**Task description:** Using the records provided below, locate and copy each line that contains the word "tengely".
━━━━
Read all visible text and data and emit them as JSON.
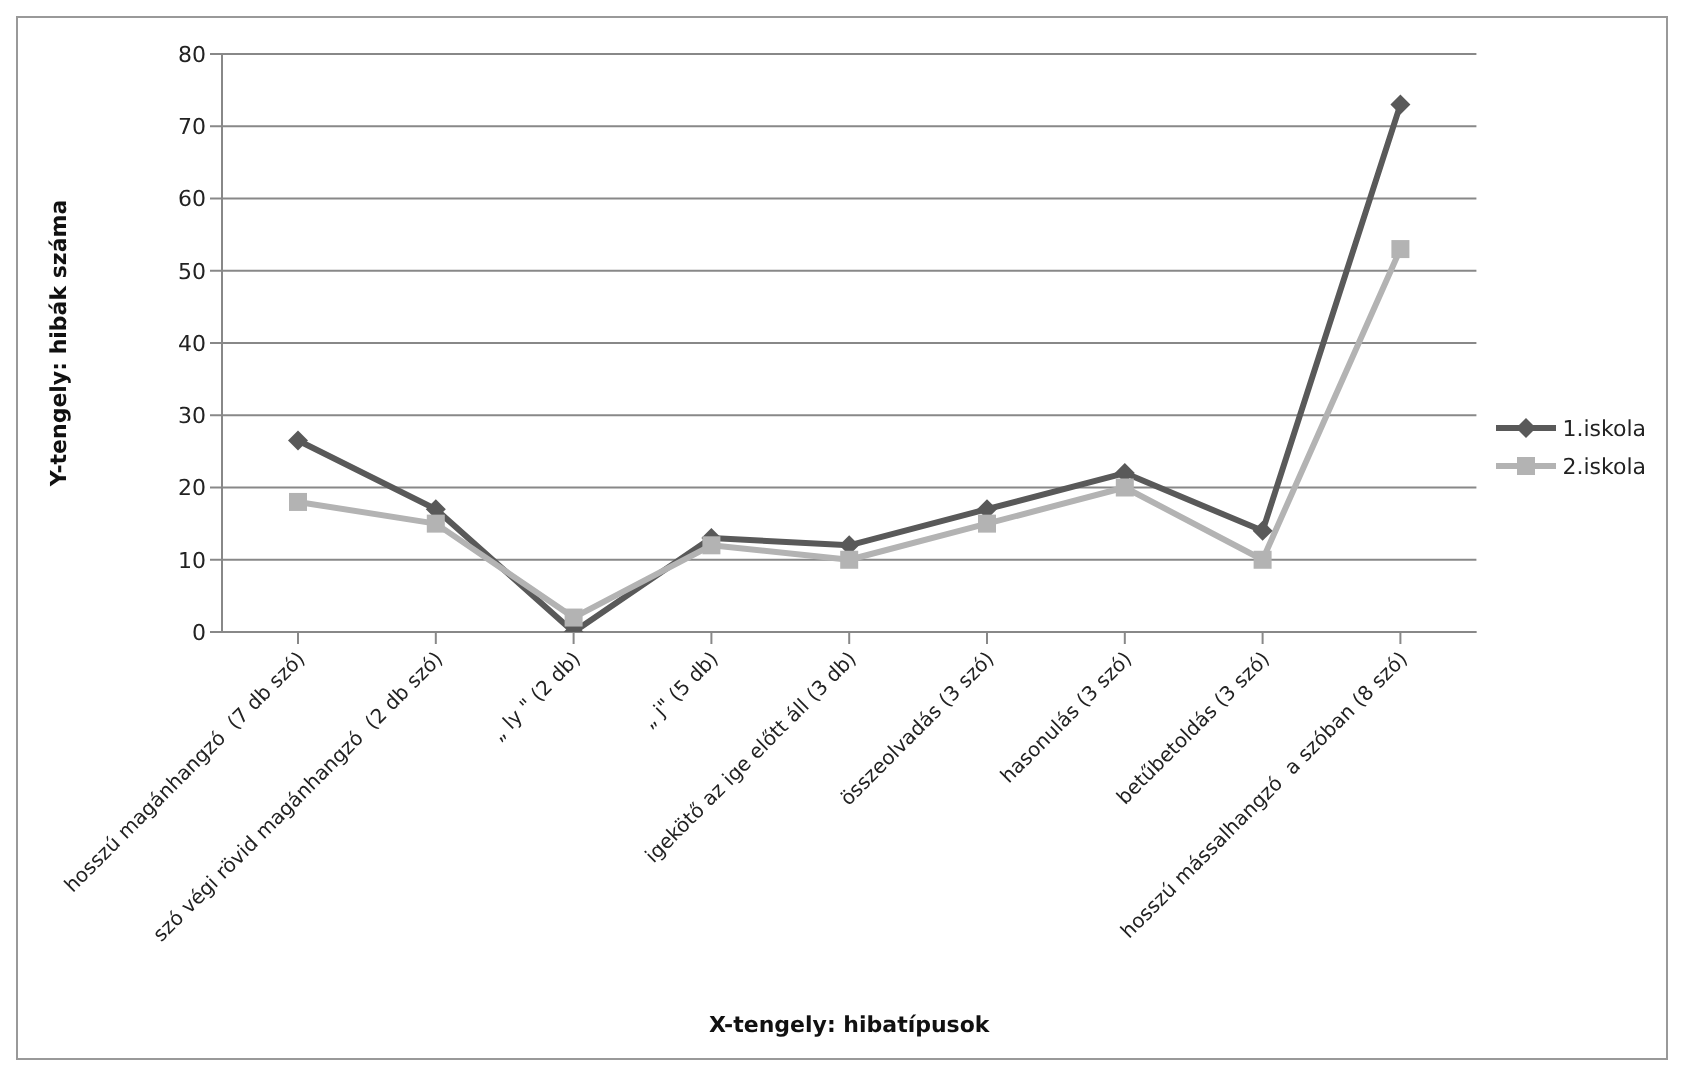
{
  "chart_data": {
    "type": "line",
    "xlabel": "X-tengely: hibatípusok",
    "ylabel": "Y-tengely: hibák száma",
    "categories": [
      "hosszú magánhangzó  (7 db szó)",
      "szó végi rövid magánhangzó  (2 db szó)",
      "„ ly \" (2 db)",
      "„ j\" (5 db)",
      "igekötő az ige előtt áll (3 db)",
      "összeolvadás (3 szó)",
      "hasonulás (3 szó)",
      "betűbetoldás (3 szó)",
      "hosszú mássalhangzó  a szóban (8 szó)"
    ],
    "series": [
      {
        "name": "1.iskola",
        "color": "#595959",
        "marker": "diamond",
        "values": [
          26.5,
          17,
          0,
          13,
          12,
          17,
          22,
          14,
          73
        ]
      },
      {
        "name": "2.iskola",
        "color": "#b3b3b3",
        "marker": "square",
        "values": [
          18,
          15,
          2,
          12,
          10,
          15,
          20,
          10,
          53
        ]
      }
    ],
    "ylim": [
      0,
      80
    ],
    "yticks": [
      0,
      10,
      20,
      30,
      40,
      50,
      60,
      70,
      80
    ],
    "grid": "y",
    "legend": "right"
  }
}
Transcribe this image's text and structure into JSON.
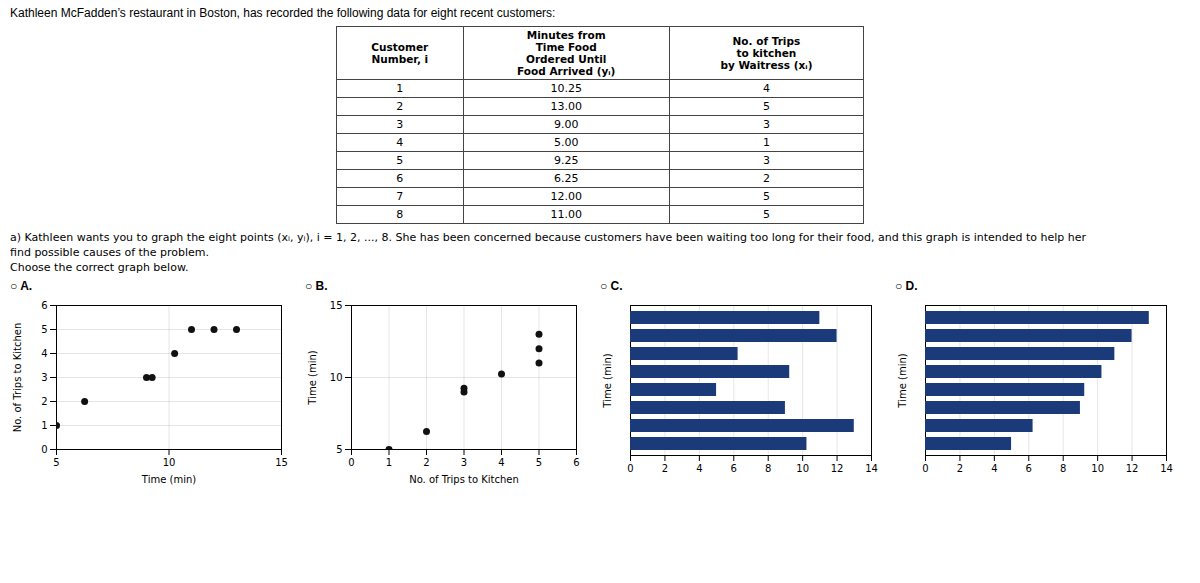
━━━━
**Result for this exercise:**
    "xlabel": "X-tengely: hibatípusok",
    "ylabel": "Y-tengely: hibák száma",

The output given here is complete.